TASK STATEMENT:
Reproduce word for word the rows from the very first line through the line containing "bottom-chart: 400 350", including that line, and nothing beyond it.

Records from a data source
________________________________________
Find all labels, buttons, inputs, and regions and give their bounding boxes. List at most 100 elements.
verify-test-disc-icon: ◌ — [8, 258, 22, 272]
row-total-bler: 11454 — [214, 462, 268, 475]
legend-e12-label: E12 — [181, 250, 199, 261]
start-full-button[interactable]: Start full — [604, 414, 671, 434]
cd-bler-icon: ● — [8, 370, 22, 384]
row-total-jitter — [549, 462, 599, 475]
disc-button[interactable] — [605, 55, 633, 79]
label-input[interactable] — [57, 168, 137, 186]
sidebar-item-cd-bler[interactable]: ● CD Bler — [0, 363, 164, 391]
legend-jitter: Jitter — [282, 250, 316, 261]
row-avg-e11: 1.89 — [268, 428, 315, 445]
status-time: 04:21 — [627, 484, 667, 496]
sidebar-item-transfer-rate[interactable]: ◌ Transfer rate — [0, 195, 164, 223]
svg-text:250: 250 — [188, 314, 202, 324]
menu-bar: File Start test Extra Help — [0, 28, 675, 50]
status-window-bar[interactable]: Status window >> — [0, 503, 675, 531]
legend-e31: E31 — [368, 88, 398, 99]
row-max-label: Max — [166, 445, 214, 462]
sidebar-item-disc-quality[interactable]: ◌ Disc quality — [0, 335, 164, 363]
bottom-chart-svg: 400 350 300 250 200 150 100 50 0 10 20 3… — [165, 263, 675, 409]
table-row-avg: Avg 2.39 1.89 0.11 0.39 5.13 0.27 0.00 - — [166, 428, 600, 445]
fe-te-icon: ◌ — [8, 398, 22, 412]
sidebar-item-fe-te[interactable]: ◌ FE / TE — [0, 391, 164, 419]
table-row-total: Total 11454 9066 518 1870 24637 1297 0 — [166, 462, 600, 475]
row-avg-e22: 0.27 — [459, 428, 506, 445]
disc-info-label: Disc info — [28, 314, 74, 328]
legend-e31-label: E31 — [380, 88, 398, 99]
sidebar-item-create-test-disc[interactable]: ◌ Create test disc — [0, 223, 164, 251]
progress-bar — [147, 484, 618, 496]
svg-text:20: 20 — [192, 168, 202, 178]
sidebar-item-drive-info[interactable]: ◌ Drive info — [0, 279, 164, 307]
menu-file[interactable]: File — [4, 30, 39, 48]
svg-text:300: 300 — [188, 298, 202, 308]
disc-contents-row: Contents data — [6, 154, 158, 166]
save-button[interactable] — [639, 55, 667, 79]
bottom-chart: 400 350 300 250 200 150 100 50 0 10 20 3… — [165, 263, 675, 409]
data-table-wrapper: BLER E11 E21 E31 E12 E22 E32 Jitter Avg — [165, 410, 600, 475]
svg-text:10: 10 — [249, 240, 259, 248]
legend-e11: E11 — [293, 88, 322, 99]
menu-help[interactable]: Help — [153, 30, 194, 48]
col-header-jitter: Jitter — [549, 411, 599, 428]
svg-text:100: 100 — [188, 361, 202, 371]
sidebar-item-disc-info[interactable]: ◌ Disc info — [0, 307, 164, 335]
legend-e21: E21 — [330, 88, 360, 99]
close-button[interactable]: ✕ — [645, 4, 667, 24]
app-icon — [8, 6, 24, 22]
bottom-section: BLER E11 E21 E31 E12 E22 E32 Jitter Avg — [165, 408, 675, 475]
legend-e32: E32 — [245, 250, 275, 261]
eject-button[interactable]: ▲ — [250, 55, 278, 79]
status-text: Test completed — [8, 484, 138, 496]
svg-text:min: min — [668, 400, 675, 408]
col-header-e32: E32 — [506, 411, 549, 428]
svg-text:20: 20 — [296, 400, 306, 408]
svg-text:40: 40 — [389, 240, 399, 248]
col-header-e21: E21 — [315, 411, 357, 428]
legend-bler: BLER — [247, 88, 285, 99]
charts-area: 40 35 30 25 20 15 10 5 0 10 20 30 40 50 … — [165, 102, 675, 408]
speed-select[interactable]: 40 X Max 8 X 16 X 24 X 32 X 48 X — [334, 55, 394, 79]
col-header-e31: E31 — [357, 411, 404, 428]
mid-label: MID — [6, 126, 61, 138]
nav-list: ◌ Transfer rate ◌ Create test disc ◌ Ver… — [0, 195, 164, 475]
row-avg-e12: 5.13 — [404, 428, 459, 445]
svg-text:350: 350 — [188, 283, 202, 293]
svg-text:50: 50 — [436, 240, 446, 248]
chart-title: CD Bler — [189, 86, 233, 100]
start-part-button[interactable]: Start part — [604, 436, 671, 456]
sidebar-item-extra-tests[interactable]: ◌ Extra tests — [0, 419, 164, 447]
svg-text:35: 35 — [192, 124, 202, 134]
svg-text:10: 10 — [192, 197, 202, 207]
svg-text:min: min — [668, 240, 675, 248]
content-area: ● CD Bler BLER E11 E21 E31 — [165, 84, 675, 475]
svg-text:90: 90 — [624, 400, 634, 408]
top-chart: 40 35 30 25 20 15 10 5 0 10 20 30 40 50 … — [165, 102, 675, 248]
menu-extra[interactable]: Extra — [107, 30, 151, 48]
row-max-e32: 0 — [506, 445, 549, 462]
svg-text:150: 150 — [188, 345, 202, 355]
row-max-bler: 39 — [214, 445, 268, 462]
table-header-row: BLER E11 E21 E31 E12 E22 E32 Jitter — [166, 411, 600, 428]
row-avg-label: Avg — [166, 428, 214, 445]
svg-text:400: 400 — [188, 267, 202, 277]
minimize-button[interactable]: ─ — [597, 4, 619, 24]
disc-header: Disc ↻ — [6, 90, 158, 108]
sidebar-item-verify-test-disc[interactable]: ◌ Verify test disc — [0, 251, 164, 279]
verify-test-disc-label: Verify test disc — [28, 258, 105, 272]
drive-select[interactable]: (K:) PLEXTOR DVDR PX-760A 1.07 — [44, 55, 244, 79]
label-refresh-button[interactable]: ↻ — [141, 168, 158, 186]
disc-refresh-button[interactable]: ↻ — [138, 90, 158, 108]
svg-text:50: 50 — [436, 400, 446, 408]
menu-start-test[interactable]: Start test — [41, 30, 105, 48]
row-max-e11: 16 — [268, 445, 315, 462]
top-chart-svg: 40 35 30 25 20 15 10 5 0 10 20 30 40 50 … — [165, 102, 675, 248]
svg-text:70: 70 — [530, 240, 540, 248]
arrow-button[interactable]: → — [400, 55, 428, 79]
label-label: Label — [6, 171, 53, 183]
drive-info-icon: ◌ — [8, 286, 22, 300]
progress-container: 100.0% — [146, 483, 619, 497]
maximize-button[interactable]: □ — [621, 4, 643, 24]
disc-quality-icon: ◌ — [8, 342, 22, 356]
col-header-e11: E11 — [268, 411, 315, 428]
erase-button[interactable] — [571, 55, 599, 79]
________________________________________
REPLY TO THE EXERCISE:
Find all labels, buttons, inputs, and regions and give their bounding boxes. List at most 100 elements.
verify-test-disc-icon: ◌ — [8, 258, 22, 272]
row-total-bler: 11454 — [214, 462, 268, 475]
legend-e12-label: E12 — [181, 250, 199, 261]
start-full-button[interactable]: Start full — [604, 414, 671, 434]
cd-bler-icon: ● — [8, 370, 22, 384]
row-total-jitter — [549, 462, 599, 475]
disc-button[interactable] — [605, 55, 633, 79]
label-input[interactable] — [57, 168, 137, 186]
sidebar-item-cd-bler[interactable]: ● CD Bler — [0, 363, 164, 391]
legend-jitter: Jitter — [282, 250, 316, 261]
row-avg-e11: 1.89 — [268, 428, 315, 445]
status-time: 04:21 — [627, 484, 667, 496]
sidebar-item-transfer-rate[interactable]: ◌ Transfer rate — [0, 195, 164, 223]
svg-text:250: 250 — [188, 314, 202, 324]
menu-bar: File Start test Extra Help — [0, 28, 675, 50]
status-window-bar[interactable]: Status window >> — [0, 503, 675, 531]
legend-e31: E31 — [368, 88, 398, 99]
row-max-label: Max — [166, 445, 214, 462]
sidebar-item-disc-quality[interactable]: ◌ Disc quality — [0, 335, 164, 363]
bottom-chart-svg: 400 350 300 250 200 150 100 50 0 10 20 3… — [165, 263, 675, 409]
table-row-avg: Avg 2.39 1.89 0.11 0.39 5.13 0.27 0.00 - — [166, 428, 600, 445]
fe-te-icon: ◌ — [8, 398, 22, 412]
sidebar-item-fe-te[interactable]: ◌ FE / TE — [0, 391, 164, 419]
table-row-total: Total 11454 9066 518 1870 24637 1297 0 — [166, 462, 600, 475]
row-avg-e22: 0.27 — [459, 428, 506, 445]
disc-info-label: Disc info — [28, 314, 74, 328]
legend-e31-label: E31 — [380, 88, 398, 99]
sidebar-item-create-test-disc[interactable]: ◌ Create test disc — [0, 223, 164, 251]
progress-bar — [147, 484, 618, 496]
svg-text:20: 20 — [192, 168, 202, 178]
sidebar-item-drive-info[interactable]: ◌ Drive info — [0, 279, 164, 307]
menu-file[interactable]: File — [4, 30, 39, 48]
svg-text:300: 300 — [188, 298, 202, 308]
disc-contents-row: Contents data — [6, 154, 158, 166]
save-button[interactable] — [639, 55, 667, 79]
bottom-chart: 400 350 300 250 200 150 100 50 0 10 20 3… — [165, 263, 675, 409]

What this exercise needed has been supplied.